>> BEGIN

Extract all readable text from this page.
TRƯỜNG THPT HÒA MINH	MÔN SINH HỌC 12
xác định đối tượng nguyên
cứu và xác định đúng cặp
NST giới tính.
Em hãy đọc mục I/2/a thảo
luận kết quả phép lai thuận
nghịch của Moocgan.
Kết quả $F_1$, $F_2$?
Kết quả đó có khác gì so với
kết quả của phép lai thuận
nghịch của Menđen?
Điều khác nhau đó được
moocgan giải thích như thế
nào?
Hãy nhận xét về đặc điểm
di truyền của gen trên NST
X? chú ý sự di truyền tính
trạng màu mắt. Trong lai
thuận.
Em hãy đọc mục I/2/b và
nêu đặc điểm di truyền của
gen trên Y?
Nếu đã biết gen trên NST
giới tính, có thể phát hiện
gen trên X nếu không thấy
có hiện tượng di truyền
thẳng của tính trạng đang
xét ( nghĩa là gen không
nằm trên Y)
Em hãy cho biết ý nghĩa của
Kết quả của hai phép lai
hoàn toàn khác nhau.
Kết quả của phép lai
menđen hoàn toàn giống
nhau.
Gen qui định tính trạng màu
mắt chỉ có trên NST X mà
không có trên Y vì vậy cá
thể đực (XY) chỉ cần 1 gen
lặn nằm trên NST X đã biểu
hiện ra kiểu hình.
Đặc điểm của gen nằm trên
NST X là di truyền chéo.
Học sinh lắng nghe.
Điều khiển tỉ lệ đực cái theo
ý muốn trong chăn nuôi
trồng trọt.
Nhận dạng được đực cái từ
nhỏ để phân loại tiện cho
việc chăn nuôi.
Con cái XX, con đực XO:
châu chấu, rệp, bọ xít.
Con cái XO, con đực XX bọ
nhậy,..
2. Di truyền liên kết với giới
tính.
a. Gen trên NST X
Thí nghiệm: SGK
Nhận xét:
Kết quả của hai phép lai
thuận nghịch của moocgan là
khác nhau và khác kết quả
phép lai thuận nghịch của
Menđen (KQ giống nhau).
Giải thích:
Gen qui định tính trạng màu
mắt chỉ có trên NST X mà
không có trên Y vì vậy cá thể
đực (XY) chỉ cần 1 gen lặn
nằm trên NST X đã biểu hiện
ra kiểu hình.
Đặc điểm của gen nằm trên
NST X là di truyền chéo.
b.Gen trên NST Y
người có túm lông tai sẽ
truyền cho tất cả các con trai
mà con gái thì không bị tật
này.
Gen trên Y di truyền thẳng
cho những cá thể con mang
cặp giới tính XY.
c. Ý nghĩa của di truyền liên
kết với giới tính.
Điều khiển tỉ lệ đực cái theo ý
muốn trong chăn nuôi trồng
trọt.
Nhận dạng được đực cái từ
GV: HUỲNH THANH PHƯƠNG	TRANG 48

>> END

• [TASK PROMPT]:
Write an exact transcription of every entry above.

• [SOLUTION BELOW]:
Extract all readable text from this page.
TRƯỜNG THPT HÒA MINH	MÔN SINH HỌC 12
xác định đối tượng nguyên
cứu và xác định đúng cặp
NST giới tính.
Em hãy đọc mục I/2/a thảo
luận kết quả phép lai thuận
nghịch của Moocgan.
Kết quả $F_1$, $F_2$?
Kết quả đó có khác gì so với
kết quả của phép lai thuận
nghịch của Menđen?
Điều khác nhau đó được
moocgan giải thích như thế
nào?
Hãy nhận xét về đặc điểm
di truyền của gen trên NST
X? chú ý sự di truyền tính
trạng màu mắt. Trong lai
thuận.
Em hãy đọc mục I/2/b và
nêu đặc điểm di truyền của
gen trên Y?
Nếu đã biết gen trên NST
giới tính, có thể phát hiện
gen trên X nếu không thấy
có hiện tượng di truyền
thẳng của tính trạng đang
xét ( nghĩa là gen không
nằm trên Y)
Em hãy cho biết ý nghĩa của
Kết quả của hai phép lai
hoàn toàn khác nhau.
Kết quả của phép lai
menđen hoàn toàn giống
nhau.
Gen qui định tính trạng màu
mắt chỉ có trên NST X mà
không có trên Y vì vậy cá
thể đực (XY) chỉ cần 1 gen
lặn nằm trên NST X đã biểu
hiện ra kiểu hình.
Đặc điểm của gen nằm trên
NST X là di truyền chéo.
Học sinh lắng nghe.
Điều khiển tỉ lệ đực cái theo
ý muốn trong chăn nuôi
trồng trọt.
Nhận dạng được đực cái từ
nhỏ để phân loại tiện cho
việc chăn nuôi.
Con cái XX, con đực XO:
châu chấu, rệp, bọ xít.
Con cái XO, con đực XX bọ
nhậy,..
2. Di truyền liên kết với giới
tính.
a. Gen trên NST X
Thí nghiệm: SGK
Nhận xét:
Kết quả của hai phép lai
thuận nghịch của moocgan là
khác nhau và khác kết quả
phép lai thuận nghịch của
Menđen (KQ giống nhau).
Giải thích:
Gen qui định tính trạng màu
mắt chỉ có trên NST X mà
không có trên Y vì vậy cá thể
đực (XY) chỉ cần 1 gen lặn
nằm trên NST X đã biểu hiện
ra kiểu hình.
Đặc điểm của gen nằm trên
NST X là di truyền chéo.
b.Gen trên NST Y
người có túm lông tai sẽ
truyền cho tất cả các con trai
mà con gái thì không bị tật
này.
Gen trên Y di truyền thẳng
cho những cá thể con mang
cặp giới tính XY.
c. Ý nghĩa của di truyền liên
kết với giới tính.
Điều khiển tỉ lệ đực cái theo ý
muốn trong chăn nuôi trồng
trọt.
Nhận dạng được đực cái từ
GV: HUỲNH THANH PHƯƠNG	TRANG 48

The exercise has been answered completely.